__Short task__:
Tally every line featuring "Vendor", then give that tally alone.
[Begin Entries shown]
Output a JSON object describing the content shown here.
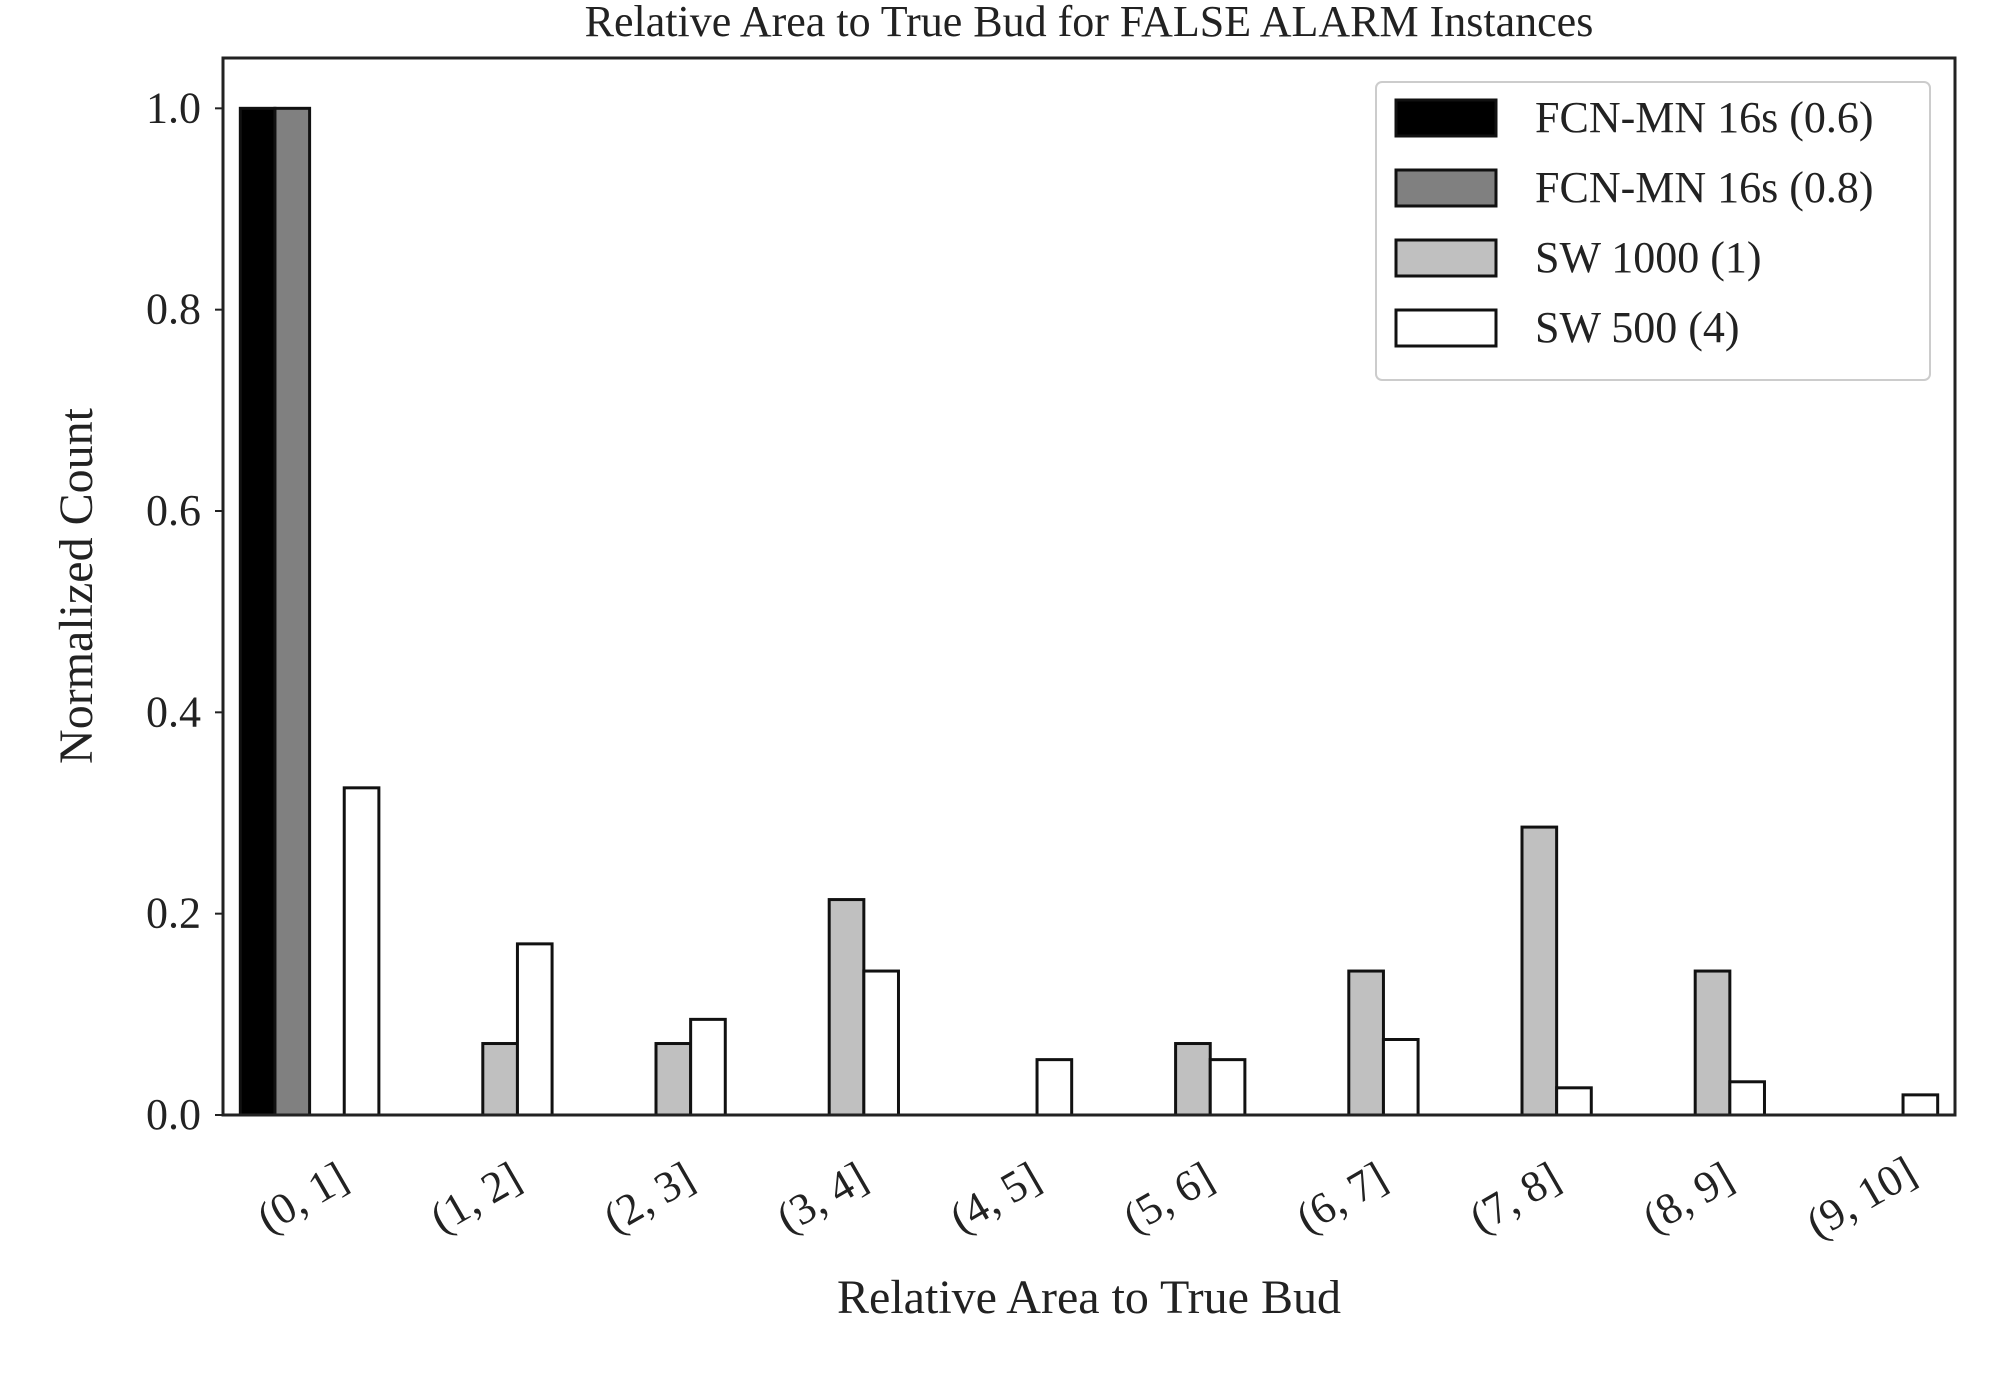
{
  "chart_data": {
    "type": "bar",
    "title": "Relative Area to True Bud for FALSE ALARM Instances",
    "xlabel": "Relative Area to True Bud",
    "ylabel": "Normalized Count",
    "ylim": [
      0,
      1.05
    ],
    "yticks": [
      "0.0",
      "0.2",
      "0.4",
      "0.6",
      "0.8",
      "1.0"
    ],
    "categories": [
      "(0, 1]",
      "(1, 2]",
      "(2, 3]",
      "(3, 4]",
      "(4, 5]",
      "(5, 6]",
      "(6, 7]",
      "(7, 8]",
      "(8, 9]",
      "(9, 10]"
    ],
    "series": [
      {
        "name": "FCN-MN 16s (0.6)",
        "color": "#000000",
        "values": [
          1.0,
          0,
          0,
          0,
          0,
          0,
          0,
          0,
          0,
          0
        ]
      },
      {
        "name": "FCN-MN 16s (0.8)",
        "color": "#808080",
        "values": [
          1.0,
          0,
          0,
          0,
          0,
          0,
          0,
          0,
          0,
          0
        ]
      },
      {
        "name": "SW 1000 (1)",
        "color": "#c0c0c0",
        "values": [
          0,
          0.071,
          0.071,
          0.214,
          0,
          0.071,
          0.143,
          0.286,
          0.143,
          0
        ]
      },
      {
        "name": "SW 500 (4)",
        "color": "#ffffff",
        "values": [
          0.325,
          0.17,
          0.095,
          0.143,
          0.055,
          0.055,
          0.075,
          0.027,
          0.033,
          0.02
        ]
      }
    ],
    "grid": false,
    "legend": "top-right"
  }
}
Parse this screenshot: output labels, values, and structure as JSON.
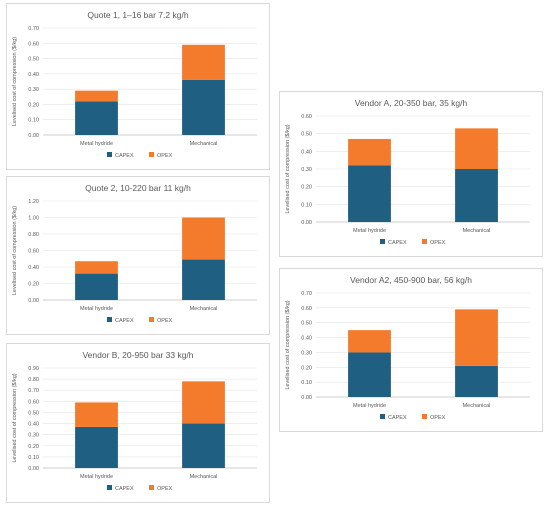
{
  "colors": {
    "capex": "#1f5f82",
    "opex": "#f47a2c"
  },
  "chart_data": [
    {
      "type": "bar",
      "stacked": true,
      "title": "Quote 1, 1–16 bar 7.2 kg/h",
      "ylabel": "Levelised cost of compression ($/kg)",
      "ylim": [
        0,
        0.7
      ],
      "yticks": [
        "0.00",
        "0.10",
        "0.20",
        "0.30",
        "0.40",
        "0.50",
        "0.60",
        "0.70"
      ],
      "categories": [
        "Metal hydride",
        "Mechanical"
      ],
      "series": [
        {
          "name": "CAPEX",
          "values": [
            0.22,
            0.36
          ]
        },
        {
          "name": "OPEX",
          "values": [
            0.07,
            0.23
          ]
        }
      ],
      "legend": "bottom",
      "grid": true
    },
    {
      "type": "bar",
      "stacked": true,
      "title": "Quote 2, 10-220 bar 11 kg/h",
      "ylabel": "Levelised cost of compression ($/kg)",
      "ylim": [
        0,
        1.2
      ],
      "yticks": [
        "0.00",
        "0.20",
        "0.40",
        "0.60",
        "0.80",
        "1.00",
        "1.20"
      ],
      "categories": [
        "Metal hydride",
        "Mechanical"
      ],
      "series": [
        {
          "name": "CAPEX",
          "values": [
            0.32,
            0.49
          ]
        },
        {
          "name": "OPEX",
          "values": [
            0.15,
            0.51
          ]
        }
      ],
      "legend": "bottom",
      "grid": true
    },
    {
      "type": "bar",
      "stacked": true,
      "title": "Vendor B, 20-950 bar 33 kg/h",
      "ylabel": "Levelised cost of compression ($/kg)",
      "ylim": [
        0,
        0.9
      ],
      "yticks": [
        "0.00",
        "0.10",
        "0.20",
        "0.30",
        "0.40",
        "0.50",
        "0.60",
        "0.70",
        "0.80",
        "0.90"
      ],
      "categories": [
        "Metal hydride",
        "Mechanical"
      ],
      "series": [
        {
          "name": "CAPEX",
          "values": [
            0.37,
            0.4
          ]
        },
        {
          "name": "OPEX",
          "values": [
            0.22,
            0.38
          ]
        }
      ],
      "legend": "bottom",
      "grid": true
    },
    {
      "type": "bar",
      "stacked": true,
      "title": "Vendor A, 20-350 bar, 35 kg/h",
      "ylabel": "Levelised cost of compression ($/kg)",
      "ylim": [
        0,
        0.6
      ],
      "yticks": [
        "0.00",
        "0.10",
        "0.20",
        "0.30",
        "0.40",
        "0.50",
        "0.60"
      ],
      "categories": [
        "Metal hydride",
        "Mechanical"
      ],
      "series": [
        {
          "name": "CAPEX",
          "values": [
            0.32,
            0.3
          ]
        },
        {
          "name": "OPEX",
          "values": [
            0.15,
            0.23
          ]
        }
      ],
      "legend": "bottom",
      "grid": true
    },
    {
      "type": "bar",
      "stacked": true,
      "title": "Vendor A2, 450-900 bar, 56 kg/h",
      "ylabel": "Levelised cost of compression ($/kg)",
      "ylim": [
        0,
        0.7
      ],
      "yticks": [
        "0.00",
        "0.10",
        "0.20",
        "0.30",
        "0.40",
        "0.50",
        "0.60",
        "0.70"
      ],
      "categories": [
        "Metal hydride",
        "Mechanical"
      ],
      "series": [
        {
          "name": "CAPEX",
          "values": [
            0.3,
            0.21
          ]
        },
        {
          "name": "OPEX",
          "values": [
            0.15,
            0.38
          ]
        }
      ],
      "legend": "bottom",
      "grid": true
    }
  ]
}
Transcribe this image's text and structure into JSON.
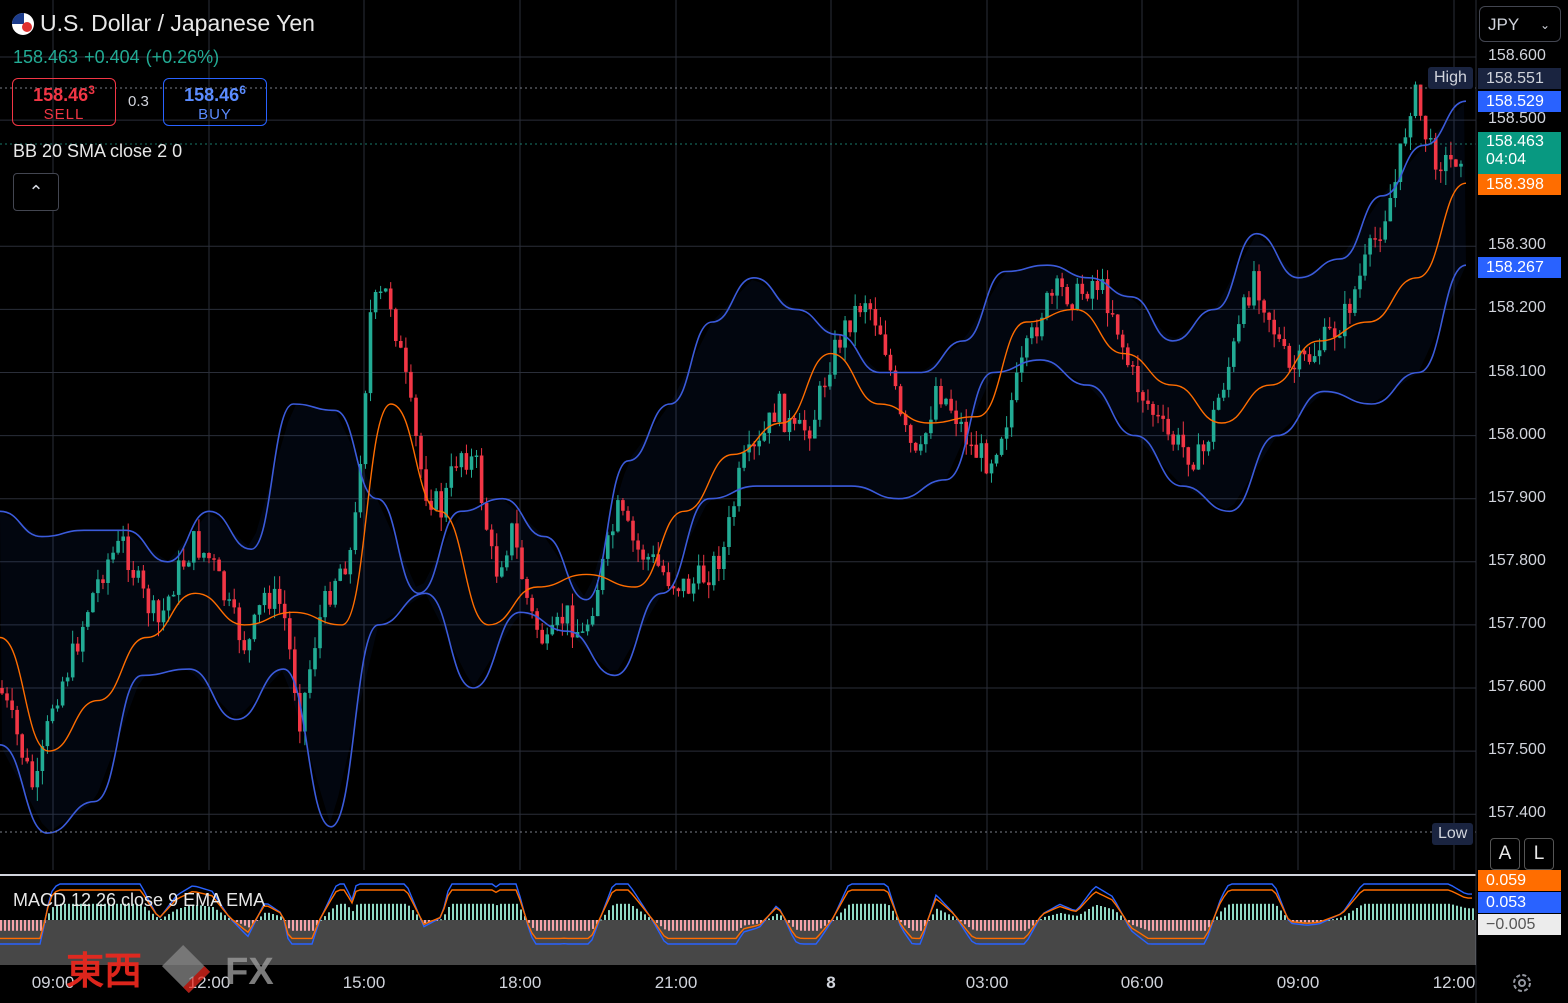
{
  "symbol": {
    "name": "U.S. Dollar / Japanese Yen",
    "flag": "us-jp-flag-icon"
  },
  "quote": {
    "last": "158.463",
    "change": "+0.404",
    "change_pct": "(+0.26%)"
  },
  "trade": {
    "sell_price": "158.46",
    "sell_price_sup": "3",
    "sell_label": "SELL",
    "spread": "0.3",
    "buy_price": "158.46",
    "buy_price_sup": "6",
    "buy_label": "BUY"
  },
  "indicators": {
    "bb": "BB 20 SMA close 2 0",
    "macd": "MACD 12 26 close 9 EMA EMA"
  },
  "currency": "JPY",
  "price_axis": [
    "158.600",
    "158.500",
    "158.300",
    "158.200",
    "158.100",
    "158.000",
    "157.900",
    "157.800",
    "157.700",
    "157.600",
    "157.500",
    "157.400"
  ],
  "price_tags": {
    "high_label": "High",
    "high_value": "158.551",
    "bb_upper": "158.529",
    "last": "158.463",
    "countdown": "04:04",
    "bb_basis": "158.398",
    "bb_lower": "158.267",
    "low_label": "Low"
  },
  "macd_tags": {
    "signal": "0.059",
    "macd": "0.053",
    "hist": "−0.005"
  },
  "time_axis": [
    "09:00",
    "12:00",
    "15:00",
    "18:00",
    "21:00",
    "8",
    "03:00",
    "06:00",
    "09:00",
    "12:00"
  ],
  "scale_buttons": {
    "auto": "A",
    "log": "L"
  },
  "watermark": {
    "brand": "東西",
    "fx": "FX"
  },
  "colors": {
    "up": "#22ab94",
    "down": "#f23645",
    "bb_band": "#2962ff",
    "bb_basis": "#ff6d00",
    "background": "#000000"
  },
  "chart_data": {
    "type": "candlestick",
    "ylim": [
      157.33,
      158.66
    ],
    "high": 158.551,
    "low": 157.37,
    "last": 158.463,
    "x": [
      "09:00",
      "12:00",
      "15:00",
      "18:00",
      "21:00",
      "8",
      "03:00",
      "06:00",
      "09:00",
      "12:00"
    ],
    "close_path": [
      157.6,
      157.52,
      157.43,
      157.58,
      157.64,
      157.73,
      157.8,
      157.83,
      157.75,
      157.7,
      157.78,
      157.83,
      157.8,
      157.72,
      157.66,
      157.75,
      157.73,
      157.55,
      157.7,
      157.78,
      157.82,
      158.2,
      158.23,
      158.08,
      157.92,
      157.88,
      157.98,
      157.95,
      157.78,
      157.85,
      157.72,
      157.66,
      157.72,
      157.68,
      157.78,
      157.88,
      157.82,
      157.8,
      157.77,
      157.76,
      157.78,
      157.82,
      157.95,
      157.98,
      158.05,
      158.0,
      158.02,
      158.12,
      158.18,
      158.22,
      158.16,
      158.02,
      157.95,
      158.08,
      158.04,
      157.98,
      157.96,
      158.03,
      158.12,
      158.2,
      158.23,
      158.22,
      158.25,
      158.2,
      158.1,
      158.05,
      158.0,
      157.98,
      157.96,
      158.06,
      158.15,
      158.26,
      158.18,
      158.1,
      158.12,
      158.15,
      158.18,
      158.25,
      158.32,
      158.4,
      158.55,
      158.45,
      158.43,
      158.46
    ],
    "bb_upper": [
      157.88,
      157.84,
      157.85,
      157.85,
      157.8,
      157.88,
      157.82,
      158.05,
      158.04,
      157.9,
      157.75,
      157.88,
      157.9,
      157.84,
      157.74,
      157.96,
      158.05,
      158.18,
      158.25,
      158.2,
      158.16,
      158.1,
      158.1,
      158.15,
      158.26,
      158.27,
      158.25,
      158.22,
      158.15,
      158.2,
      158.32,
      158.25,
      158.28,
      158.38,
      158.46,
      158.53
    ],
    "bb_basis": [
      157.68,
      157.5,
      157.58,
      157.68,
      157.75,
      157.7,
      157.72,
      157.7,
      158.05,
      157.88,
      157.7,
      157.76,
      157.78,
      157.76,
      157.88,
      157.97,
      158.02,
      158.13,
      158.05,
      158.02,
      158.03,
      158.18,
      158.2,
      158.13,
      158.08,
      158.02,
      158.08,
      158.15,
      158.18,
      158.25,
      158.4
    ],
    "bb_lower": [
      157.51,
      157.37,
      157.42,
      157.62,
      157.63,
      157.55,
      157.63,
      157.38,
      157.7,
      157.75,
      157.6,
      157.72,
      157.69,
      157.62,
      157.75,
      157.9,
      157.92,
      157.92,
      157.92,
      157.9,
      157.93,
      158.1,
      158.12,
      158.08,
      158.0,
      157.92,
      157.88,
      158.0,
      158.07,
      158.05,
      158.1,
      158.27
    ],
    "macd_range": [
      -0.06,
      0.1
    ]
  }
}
[End Entries shown]
__Task output__:
3